◆ Requirements ◆
1 - List every field label that appears under "Personal information" in the Ernest Henry text.
2 - Answer these questions from the Ernest Henry text, marking your answers (a), (b) and (c).
(a) What height is given for him?
(b) Which club does the text name as his club?
(c) Which teammate does the text say he spent most of his career overshadowed by?
3 - Write a continuation of the text about the swimmer Ernest Henry, starting after its final sentence.

◆ Document text ◆

Ernest Henry

Personal information
- Full name: George Ernest Morrison Henry
- National team: Australia
- Born: 13 May 1904 Grafton, New South Wales
- Died: 3 June 1998 (aged 94) Port Macquarie, New South Wales
- Height: 1.83 m (6 ft 0 in)

Sport
- Sport: Swimming
- Strokes: Freestyle
- Club: Manly Swimming Club

Medal record
Men's swimming
Representing Australia
Olympic Games
| Silver medal – second place | 1924 Paris | 4×200 m freestyle relay |

= Ernest Henry (swimmer) =

Australian swimmer

George Ernest Morrison Henry (13 May 1904 – 3 June 1998) was an Australian freestyle swimmer of the 1920s, who won a silver medal in the 4×200-metre freestyle relay at the 1924 Summer Olympics. He also competed in the 100-metre freestyle in the same event. He spent the majority of his career in the shadow of his Manly Swimming Club teammate Boy Charlton.

◆ Dataset rows ◆
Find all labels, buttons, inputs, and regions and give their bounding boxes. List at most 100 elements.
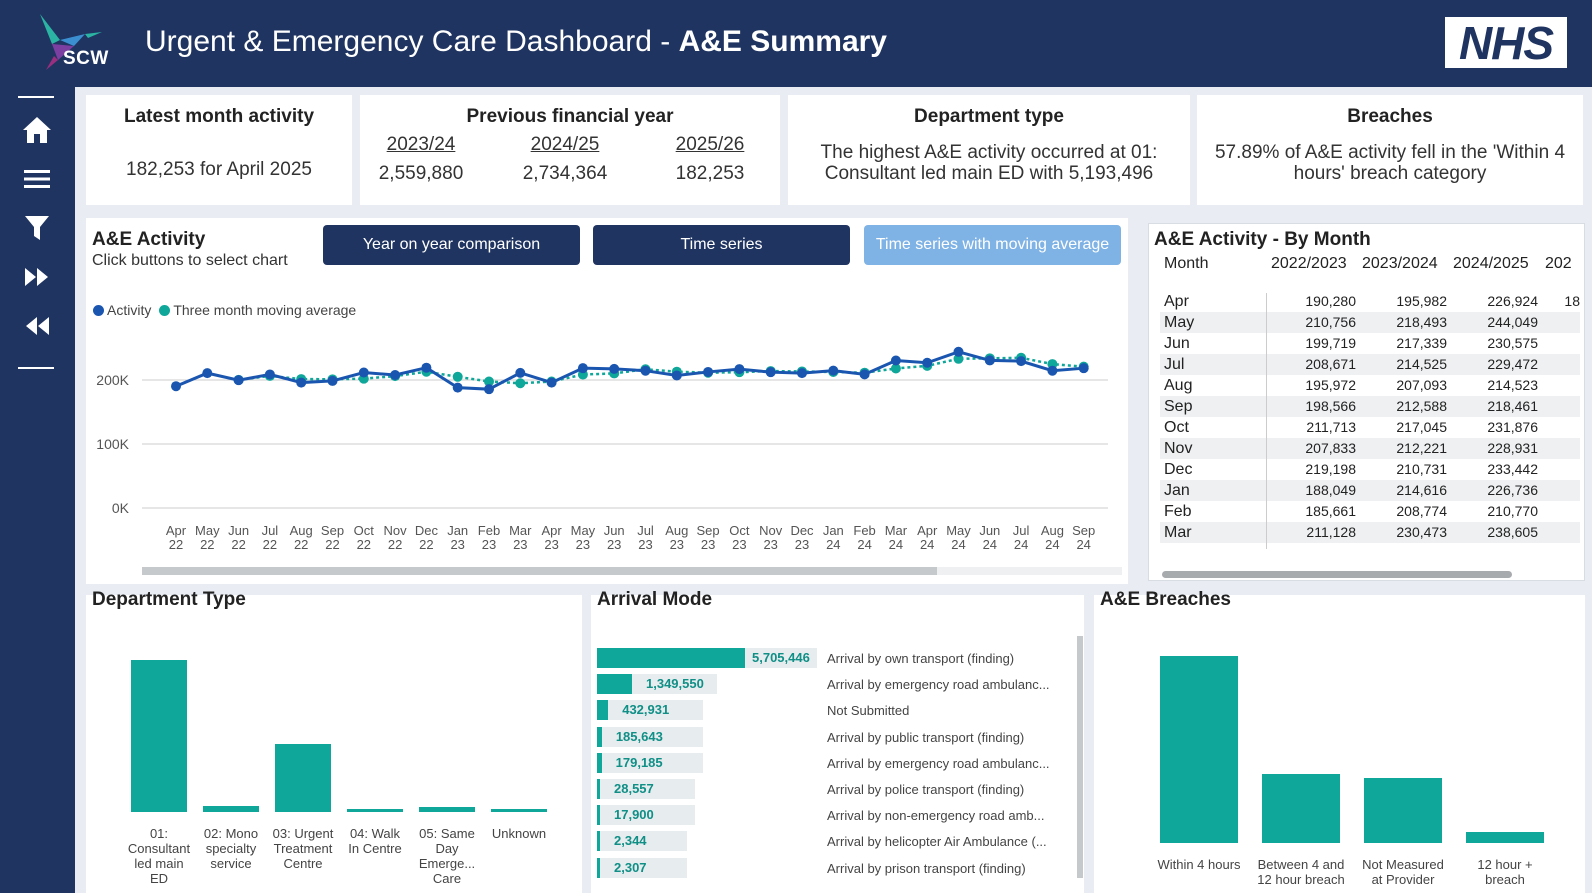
activity-point[interactable] bbox=[452, 382, 463, 393]
activity-point[interactable] bbox=[577, 363, 588, 374]
table-row[interactable]: Jan 188,049 214,616 226,736 bbox=[1160, 480, 1580, 501]
activity-point[interactable] bbox=[640, 365, 651, 376]
breach-bar[interactable] bbox=[1364, 778, 1442, 843]
arrival-mode-bar[interactable] bbox=[597, 726, 602, 747]
arrival-mode-scrollbar[interactable] bbox=[1077, 636, 1083, 878]
col-header-2025-partial[interactable]: 202 bbox=[1545, 255, 1572, 272]
category-label-line: Within 4 hours bbox=[1157, 857, 1241, 872]
col-header-2024-2025[interactable]: 2024/2025 bbox=[1453, 255, 1529, 272]
arrival-mode-value: 2,344 bbox=[614, 833, 647, 849]
activity-point[interactable] bbox=[984, 355, 995, 366]
activity-point[interactable] bbox=[765, 367, 776, 378]
table-row[interactable]: Aug 195,972 207,093 214,523 bbox=[1160, 375, 1580, 396]
department-type-bar[interactable] bbox=[275, 744, 331, 812]
activity-point[interactable] bbox=[233, 375, 244, 386]
activity-point[interactable] bbox=[890, 355, 901, 366]
activity-point[interactable] bbox=[515, 367, 526, 378]
arrival-mode-row[interactable]: 17,900 Arrival by non-emergency road amb.… bbox=[597, 805, 1067, 826]
arrival-mode-row[interactable]: 179,185 Arrival by emergency road ambulan… bbox=[597, 752, 1067, 773]
activity-point[interactable] bbox=[953, 346, 964, 357]
arrival-mode-row[interactable]: 432,931 Not Submitted bbox=[597, 700, 1067, 721]
breach-bar[interactable] bbox=[1466, 831, 1544, 843]
table-row[interactable]: May 210,756 218,493 244,049 bbox=[1160, 312, 1580, 333]
activity-point[interactable] bbox=[859, 369, 870, 380]
arrival-mode-row[interactable]: 1,349,550 Arrival by emergency road ambul… bbox=[597, 674, 1067, 695]
table-row[interactable]: Jul 208,671 214,525 229,472 bbox=[1160, 354, 1580, 375]
chart-scrollbar-thumb[interactable] bbox=[142, 567, 937, 575]
activity-point[interactable] bbox=[922, 357, 933, 368]
activity-point[interactable] bbox=[327, 375, 338, 386]
table-row[interactable]: Nov 207,833 212,221 228,931 bbox=[1160, 438, 1580, 459]
arrival-mode-bar[interactable] bbox=[597, 779, 600, 799]
activity-point[interactable] bbox=[202, 368, 213, 379]
activity-point[interactable] bbox=[734, 364, 745, 375]
table-row[interactable]: Jun 199,719 217,339 230,575 bbox=[1160, 333, 1580, 354]
chart-scrollbar[interactable] bbox=[142, 567, 1122, 575]
department-type-bar[interactable] bbox=[491, 809, 547, 812]
arrival-mode-row[interactable]: 5,705,446 Arrival by own transport (findi… bbox=[597, 648, 1067, 668]
activity-point[interactable] bbox=[1047, 365, 1058, 376]
activity-point[interactable] bbox=[671, 370, 682, 381]
department-type-bar[interactable] bbox=[131, 660, 187, 812]
time-series-button[interactable]: Time series bbox=[593, 225, 850, 265]
arrival-mode-row[interactable]: 28,557 Arrival by police transport (findi… bbox=[597, 779, 1067, 799]
filter-icon[interactable] bbox=[20, 211, 54, 245]
moving-average-button[interactable]: Time series with moving average bbox=[864, 225, 1121, 265]
activity-point[interactable] bbox=[484, 384, 494, 395]
col-header-2022-2023[interactable]: 2022/2023 bbox=[1271, 255, 1347, 272]
arrival-mode-row[interactable]: 185,643 Arrival by public transport (find… bbox=[597, 726, 1067, 747]
arrival-mode-bar[interactable] bbox=[597, 805, 600, 826]
moving-average-point[interactable] bbox=[452, 371, 463, 382]
department-type-bar[interactable] bbox=[203, 806, 259, 812]
table-row[interactable]: Dec 219,198 210,731 233,442 bbox=[1160, 459, 1580, 480]
menu-icon[interactable] bbox=[20, 162, 54, 196]
col-header-2023-2024[interactable]: 2023/2024 bbox=[1362, 255, 1438, 272]
arrival-mode-row[interactable]: 2,344 Arrival by helicopter Air Ambulance… bbox=[597, 831, 1067, 852]
moving-average-point[interactable] bbox=[515, 378, 526, 389]
table-scrollbar[interactable] bbox=[1162, 571, 1512, 578]
activity-point[interactable] bbox=[264, 369, 275, 380]
activity-point[interactable] bbox=[358, 367, 369, 378]
activity-point[interactable] bbox=[703, 366, 714, 377]
value-cell: 210,756 bbox=[1305, 314, 1356, 330]
arrival-mode-bar[interactable] bbox=[597, 648, 745, 668]
arrival-mode-bar[interactable] bbox=[597, 831, 600, 852]
activity-point[interactable] bbox=[828, 365, 839, 376]
table-row[interactable]: Apr 190,280 195,982 226,924 18 bbox=[1160, 291, 1580, 312]
table-row[interactable]: Feb 185,661 208,774 210,770 bbox=[1160, 501, 1580, 522]
activity-point[interactable] bbox=[797, 368, 807, 379]
month-cell: Feb bbox=[1164, 503, 1192, 520]
moving-average-point[interactable] bbox=[953, 353, 964, 364]
activity-point[interactable] bbox=[171, 381, 181, 392]
breach-bar[interactable] bbox=[1160, 656, 1238, 843]
arrival-mode-bar[interactable] bbox=[597, 857, 600, 878]
activity-point[interactable] bbox=[1016, 356, 1027, 367]
fy-2024-25[interactable]: 2024/25 2,734,364 bbox=[522, 134, 608, 184]
forward-icon[interactable] bbox=[20, 260, 54, 294]
table-row[interactable]: Oct 211,713 217,045 231,876 bbox=[1160, 417, 1580, 438]
activity-point[interactable] bbox=[1078, 363, 1089, 374]
activity-point[interactable] bbox=[421, 362, 432, 373]
arrival-mode-bar[interactable] bbox=[597, 700, 609, 721]
arrival-mode-bar[interactable] bbox=[597, 752, 602, 773]
moving-average-point[interactable] bbox=[484, 376, 494, 387]
home-icon[interactable] bbox=[20, 113, 54, 147]
back-icon[interactable] bbox=[20, 309, 54, 343]
activity-point[interactable] bbox=[390, 369, 401, 380]
department-type-bar[interactable] bbox=[419, 807, 475, 812]
year-on-year-button[interactable]: Year on year comparison bbox=[323, 225, 580, 265]
arrival-mode-row[interactable]: 2,307 Arrival by prison transport (findin… bbox=[597, 857, 1067, 878]
arrival-mode-bar[interactable] bbox=[597, 674, 632, 695]
fy-2023-24[interactable]: 2023/24 2,559,880 bbox=[378, 134, 464, 184]
fy-2025-26[interactable]: 2025/26 182,253 bbox=[675, 134, 745, 184]
breach-bar[interactable] bbox=[1262, 773, 1340, 843]
department-type-bar[interactable] bbox=[347, 809, 403, 812]
table-row[interactable]: Sep 198,566 212,588 218,461 bbox=[1160, 396, 1580, 417]
activity-point[interactable] bbox=[296, 377, 307, 388]
moving-average-point[interactable] bbox=[890, 363, 901, 374]
table-row[interactable]: Mar 211,128 230,473 238,605 bbox=[1160, 522, 1580, 543]
col-header-month[interactable]: Month bbox=[1164, 255, 1209, 272]
activity-point[interactable] bbox=[609, 363, 620, 374]
activity-point[interactable] bbox=[546, 377, 557, 388]
scw-logo-text: SCW bbox=[63, 48, 109, 69]
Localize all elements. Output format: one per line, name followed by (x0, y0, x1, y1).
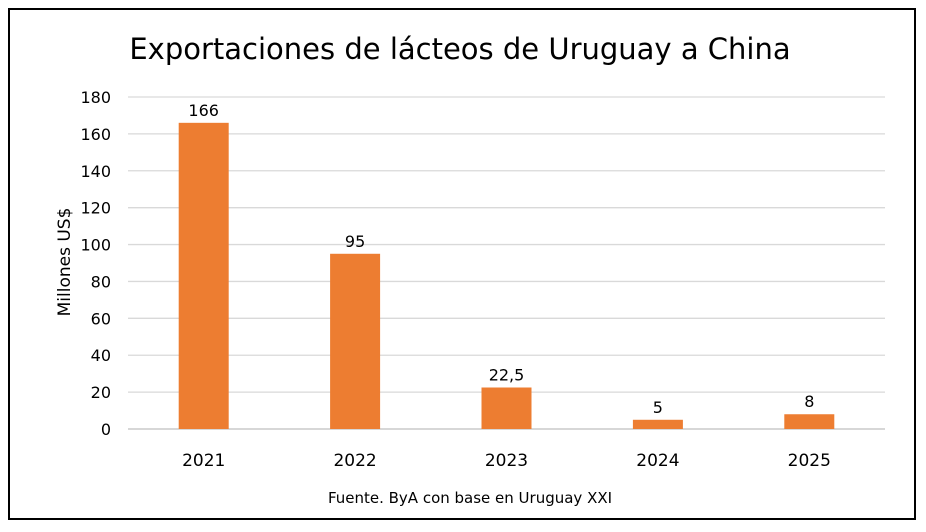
source-note: Fuente. ByA con base en Uruguay XXI (328, 489, 612, 507)
y-tick-label: 20 (91, 383, 111, 402)
bar-2021 (178, 122, 229, 430)
x-tick-label: 2024 (636, 451, 679, 471)
x-tick-label: 2025 (788, 451, 831, 471)
y-tick-label: 80 (91, 272, 111, 291)
bar-2025 (784, 414, 835, 429)
bar-2022 (330, 253, 381, 429)
x-tick-label: 2022 (333, 451, 376, 471)
y-tick-label: 120 (80, 199, 111, 218)
y-tick-label: 100 (80, 236, 111, 255)
y-tick-label: 40 (91, 346, 111, 365)
data-label: 166 (188, 101, 219, 120)
y-tick-label: 160 (80, 125, 111, 144)
data-label: 8 (804, 392, 814, 411)
y-tick-label: 140 (80, 162, 111, 181)
y-tick-label: 60 (91, 309, 111, 328)
y-tick-label: 180 (80, 88, 111, 107)
bar-2023 (481, 387, 532, 429)
y-axis-label: Millones US$ (55, 208, 75, 317)
bar-2024 (632, 419, 683, 429)
data-label: 5 (653, 398, 663, 417)
chart-title: Exportaciones de lácteos de Uruguay a Ch… (129, 32, 790, 66)
y-tick-label: 0 (101, 420, 111, 439)
data-label: 22,5 (489, 366, 525, 385)
x-tick-label: 2021 (182, 451, 225, 471)
x-tick-label: 2023 (485, 451, 528, 471)
data-label: 95 (345, 232, 365, 251)
chart-frame (8, 8, 916, 520)
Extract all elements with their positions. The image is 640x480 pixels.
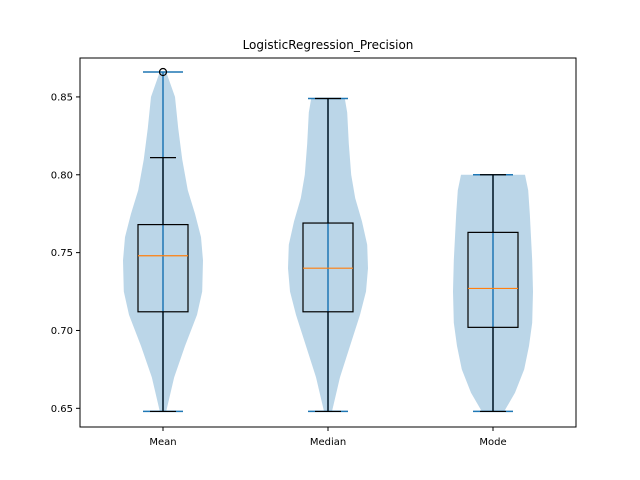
boxes-layer (137, 67, 519, 413)
x-tick-label-mode: Mode (479, 437, 506, 448)
chart-title: LogisticRegression_Precision (243, 38, 414, 52)
y-tick-label-3: 0.80 (51, 170, 73, 181)
y-tick-label-1: 0.70 (51, 326, 73, 337)
plot-frame (79, 57, 577, 428)
x-tick-label-median: Median (310, 437, 346, 448)
y-axis: 0.65 0.70 0.75 0.80 0.85 (51, 92, 80, 415)
box-mode (467, 231, 519, 328)
box-mean (137, 223, 189, 313)
violins-layer (123, 71, 533, 413)
x-tick-label-mean: Mean (149, 437, 176, 448)
box-median (302, 222, 354, 313)
y-tick-label-4: 0.85 (51, 92, 73, 103)
y-tick-label-2: 0.75 (51, 248, 73, 259)
y-tick-label-0: 0.65 (51, 404, 73, 415)
outlier-point-mean-0 (158, 67, 168, 77)
x-axis: Mean Median Mode (149, 427, 507, 448)
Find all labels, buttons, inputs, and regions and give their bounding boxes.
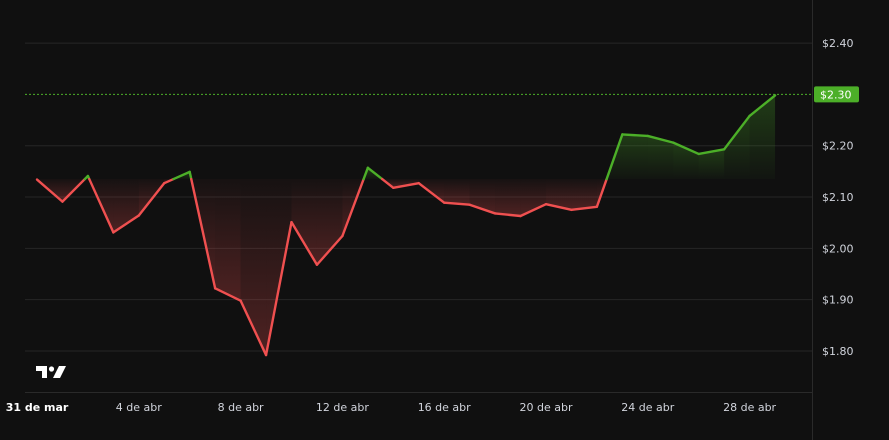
area-fill-down: [266, 179, 292, 356]
price-segment-down: [137, 181, 166, 217]
area-fill-up: [749, 95, 776, 180]
price-segment-down: [61, 177, 87, 203]
area-fill-down: [495, 179, 521, 217]
area-fill-up: [622, 134, 648, 180]
x-tick-label: 16 de abr: [418, 401, 471, 414]
area-fill: [37, 95, 776, 356]
price-segment-down: [519, 203, 548, 218]
price-segment-up: [672, 141, 700, 156]
price-segment-down: [213, 287, 242, 302]
price-segment-up: [697, 148, 726, 156]
area-fill-up: [724, 115, 750, 180]
area-fill-down: [215, 179, 241, 301]
current-price-badge: [814, 86, 859, 103]
x-tick-label: 20 de abr: [520, 401, 573, 414]
y-tick-label: $1.80: [822, 345, 854, 358]
price-segment-up: [605, 133, 624, 181]
price-segment-down: [290, 220, 319, 266]
price-segment-down: [163, 177, 175, 185]
price-segment-down: [112, 214, 141, 234]
grid: [25, 42, 812, 352]
price-segment-up: [722, 114, 751, 151]
x-tick-label: 12 de abr: [316, 401, 369, 414]
price-segment-down: [595, 177, 608, 208]
area-fill-down: [571, 179, 597, 210]
area-fill-down: [546, 179, 572, 210]
price-segment-down: [443, 201, 471, 206]
price-segment-up: [621, 133, 649, 138]
price-segment-up: [172, 170, 191, 181]
area-fill-down: [240, 179, 267, 356]
price-segment-down: [570, 205, 599, 212]
x-tick-label: 24 de abr: [621, 401, 674, 414]
y-tick-label: $2.10: [822, 191, 854, 204]
price-segment-down: [35, 178, 64, 203]
price-segment-down: [341, 177, 365, 238]
area-fill-down: [291, 179, 317, 265]
price-segment-up: [188, 170, 193, 181]
price-segment-down: [468, 203, 497, 215]
area-fill-up: [698, 149, 725, 180]
x-tick-label: 28 de abr: [723, 401, 776, 414]
y-tick-label: $2.20: [822, 140, 854, 153]
price-segment-down: [239, 299, 268, 357]
area-fill-down: [469, 179, 496, 214]
price-segment-down: [381, 177, 395, 189]
price-segment-down: [493, 212, 522, 218]
y-tick-label: $2.40: [822, 37, 854, 50]
price-segment-up: [748, 94, 777, 118]
price-segment-down: [190, 177, 217, 290]
x-tick-label: 31 de mar: [6, 401, 69, 414]
price-line: [35, 94, 777, 357]
price-segment-up: [646, 134, 675, 144]
x-tick-label: 8 de abr: [218, 401, 264, 414]
price-segment-up: [366, 166, 384, 181]
area-fill-down: [316, 179, 343, 265]
area-fill-down: [444, 179, 470, 205]
price-segment-down: [544, 203, 573, 212]
x-tick-label: 4 de abr: [116, 401, 162, 414]
price-segment-down: [264, 220, 293, 357]
current-price-label: $2.30: [820, 88, 852, 101]
y-tick-label: $2.00: [822, 242, 854, 255]
price-segment-up: [362, 166, 370, 181]
price-segment-down: [417, 181, 446, 204]
y-tick-label: $1.90: [822, 294, 854, 307]
price-segment-down: [315, 234, 344, 266]
area-fill-up: [647, 135, 674, 180]
axes: $1.80 $1.90 $2.00 $2.10 $2.20 $2.40 $2.30 31 de…: [6, 0, 859, 440]
tradingview-logo-icon[interactable]: [36, 366, 66, 378]
price-segment-down: [88, 177, 115, 234]
price-segment-down: [392, 181, 420, 189]
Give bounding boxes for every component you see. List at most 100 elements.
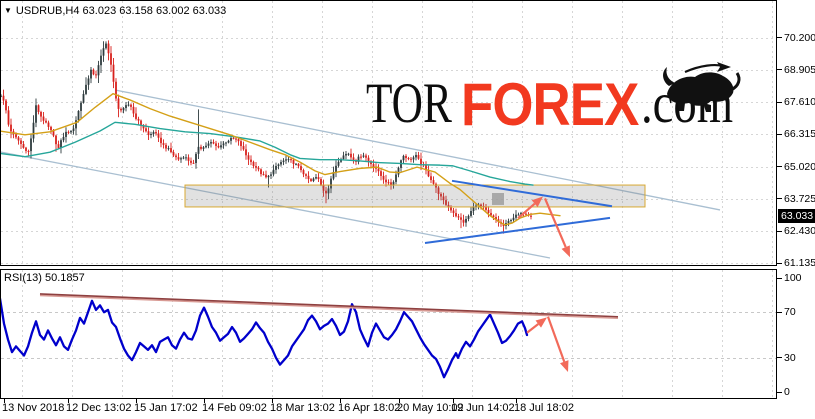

◆ Final answers ◆
1 -
- Full name
- National team
- Born
- Died
- Height

2 -
(a) 1.83 m (6 ft 0 in)
(b) Manly Swimming Club
(c) Boy Charlton

3 -
Henry was 18 years of age when he was selected for the 1924 Summer Olympics in Paris. Competing in the 100-metre freestyle, he reached the semifinals, where he was eliminated. Henry combined with Australian teammates Frank Beaurepaire, Moss Christie and Charlton to claim the silver medal in the 4×200-metre freestyle relay. The American relay team, led by Johnny Weissmuller, bested the Australians by almost 7 seconds to set a new world record.

Henry attended Sydney Boys High School, graduating in 1923. His older brothers Alfred and Goya Henry were also talented swimmers.

== See also ==
- List of Olympic medalists in swimming (men)

==Bibliography==
- Andrews, Malcolm (2000). "Australia at the Olympic Games"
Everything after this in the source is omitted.